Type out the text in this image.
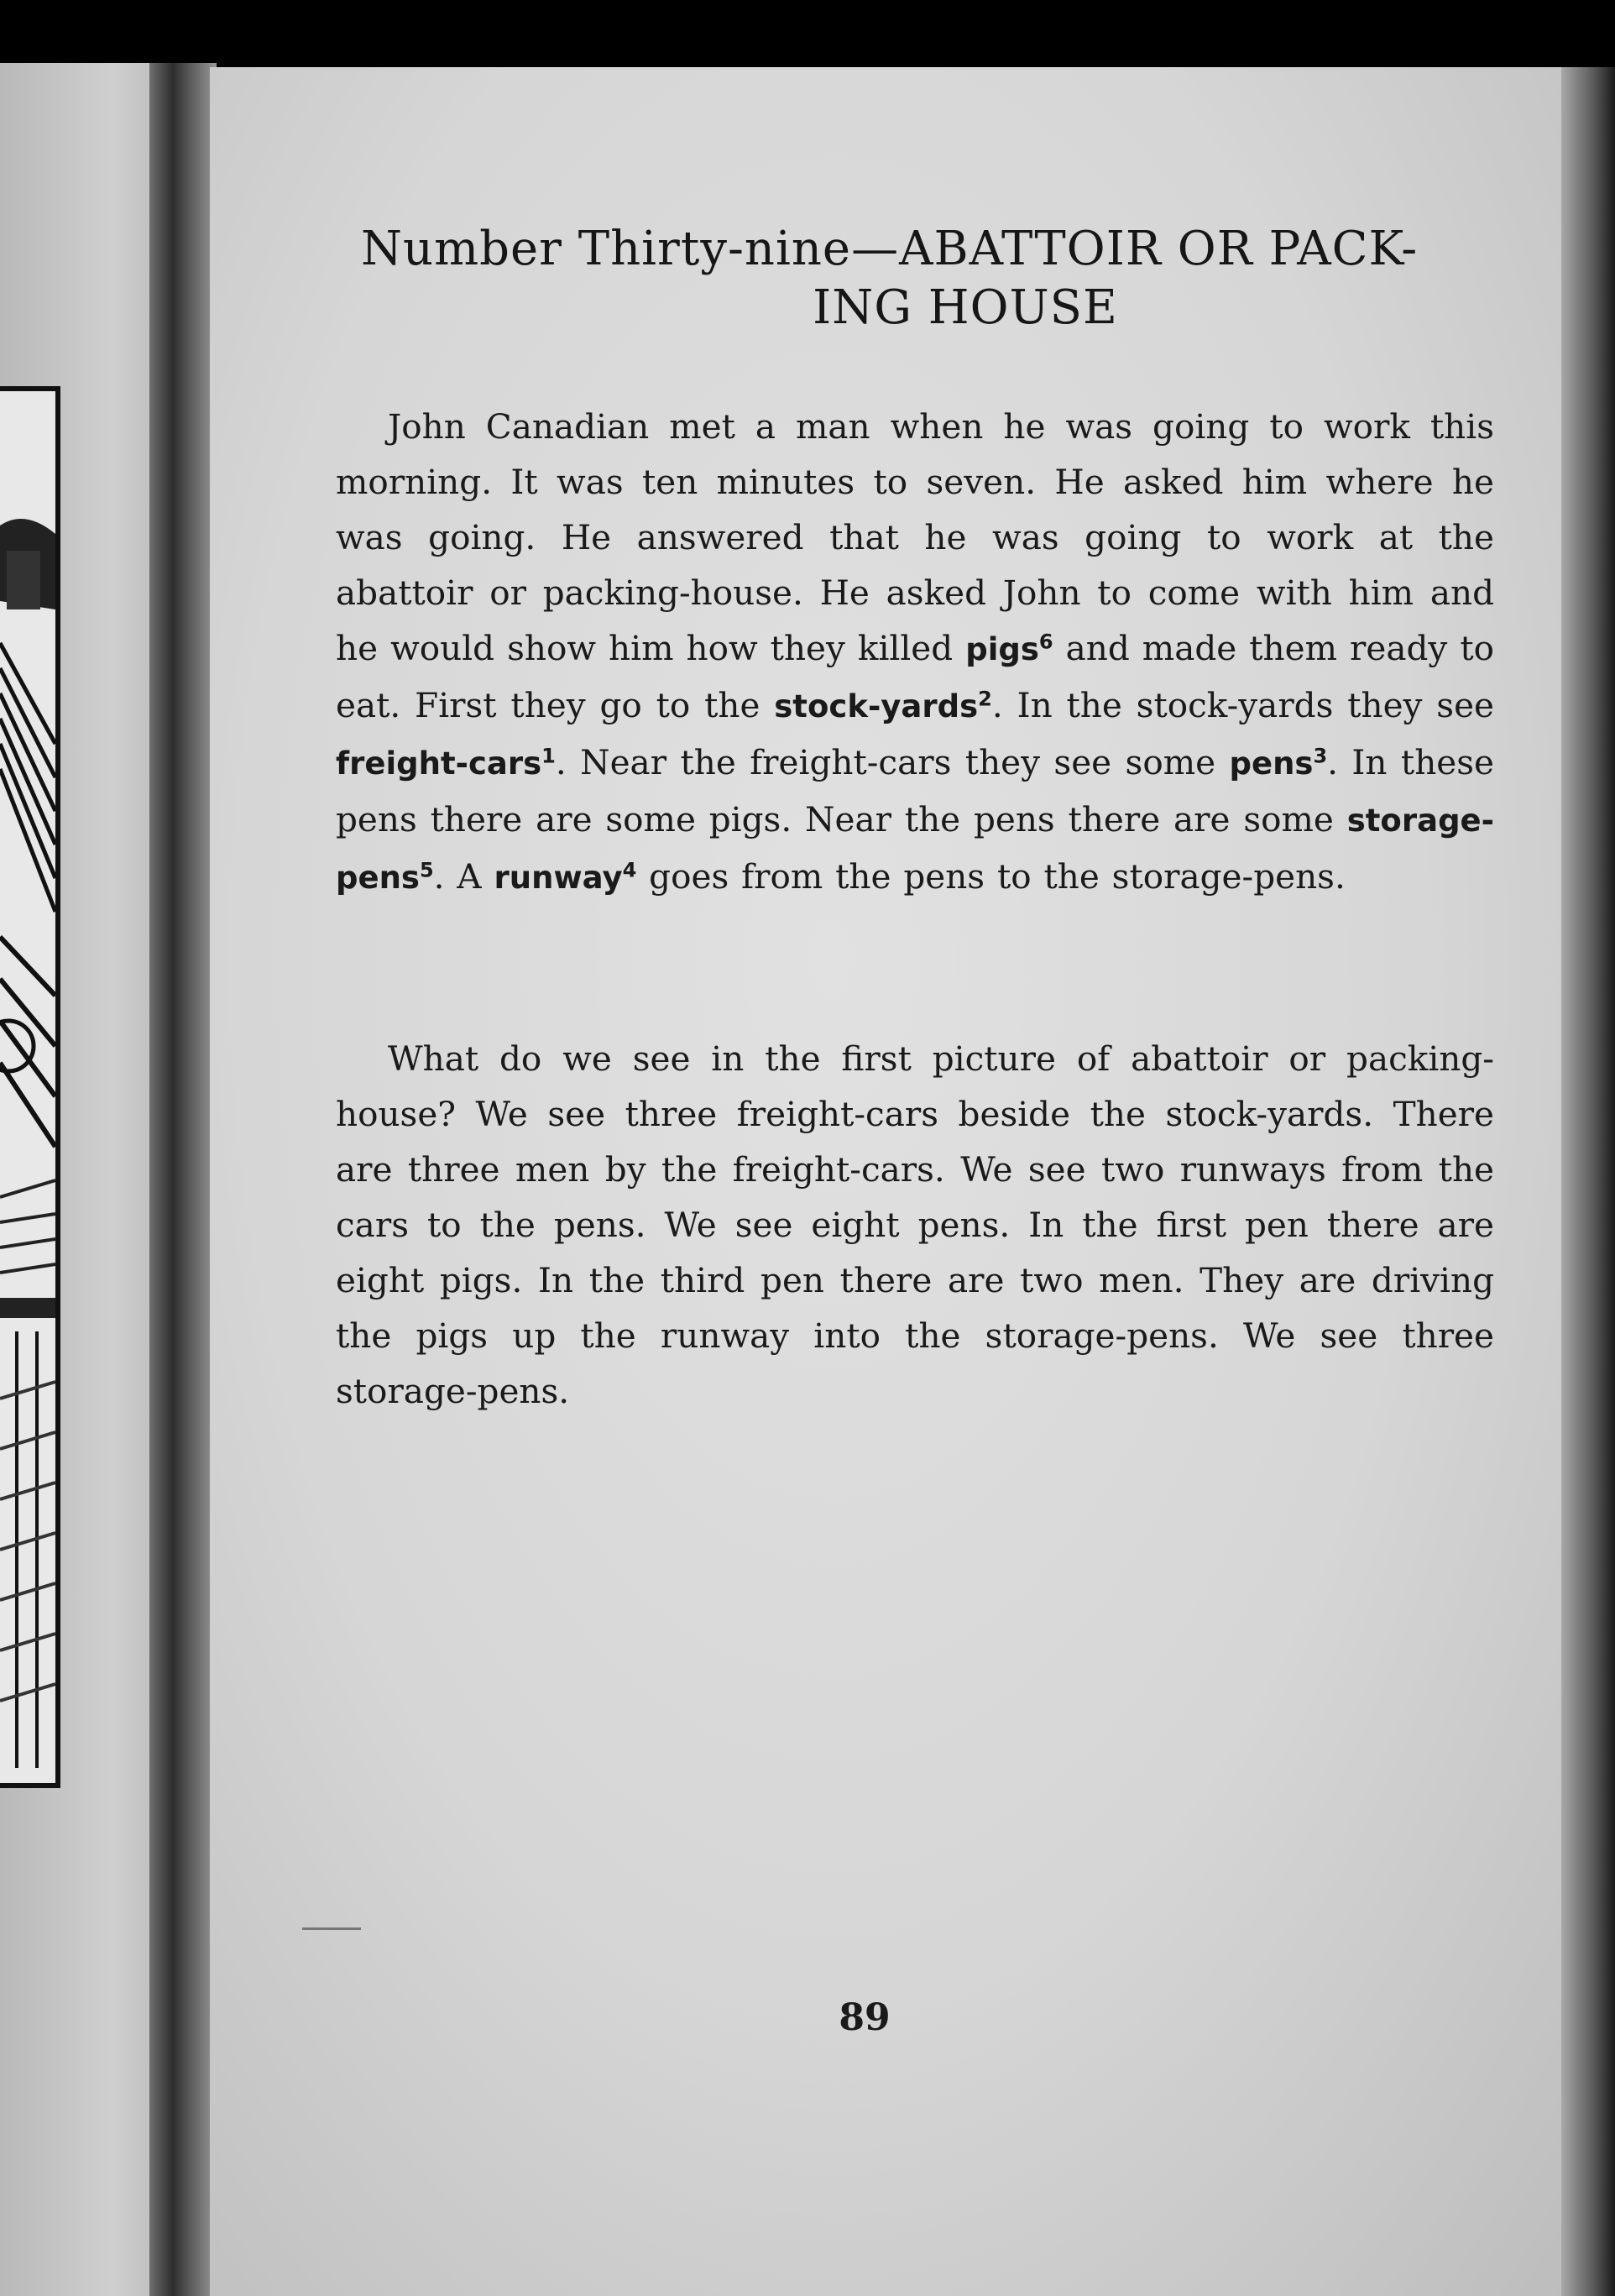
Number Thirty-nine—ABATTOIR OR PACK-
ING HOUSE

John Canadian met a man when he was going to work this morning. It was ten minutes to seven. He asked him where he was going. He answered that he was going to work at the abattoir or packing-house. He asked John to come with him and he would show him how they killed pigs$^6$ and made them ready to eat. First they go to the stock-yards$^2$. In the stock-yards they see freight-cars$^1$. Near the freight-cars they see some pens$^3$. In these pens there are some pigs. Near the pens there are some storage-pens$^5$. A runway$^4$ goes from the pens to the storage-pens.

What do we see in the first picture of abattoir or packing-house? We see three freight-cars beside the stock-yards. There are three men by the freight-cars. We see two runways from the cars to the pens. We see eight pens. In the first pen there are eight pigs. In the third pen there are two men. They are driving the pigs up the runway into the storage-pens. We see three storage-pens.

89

────────────────

Every line of text is to be repeated exactly; pictures are left out.

ANSWER TO THIS TASK –
Type out the text in this image.
Number Thirty-nine—ABATTOIR OR PACK-
ING HOUSE

John Canadian met a man when he was going to work this morning. It was ten minutes to seven. He asked him where he was going. He answered that he was going to work at the abattoir or packing-house. He asked John to come with him and he would show him how they killed pigs$^6$ and made them ready to eat. First they go to the stock-yards$^2$. In the stock-yards they see freight-cars$^1$. Near the freight-cars they see some pens$^3$. In these pens there are some pigs. Near the pens there are some storage-pens$^5$. A runway$^4$ goes from the pens to the storage-pens.

What do we see in the first picture of abattoir or packing-house? We see three freight-cars beside the stock-yards. There are three men by the freight-cars. We see two runways from the cars to the pens. We see eight pens. In the first pen there are eight pigs. In the third pen there are two men. They are driving the pigs up the runway into the storage-pens. We see three storage-pens.

89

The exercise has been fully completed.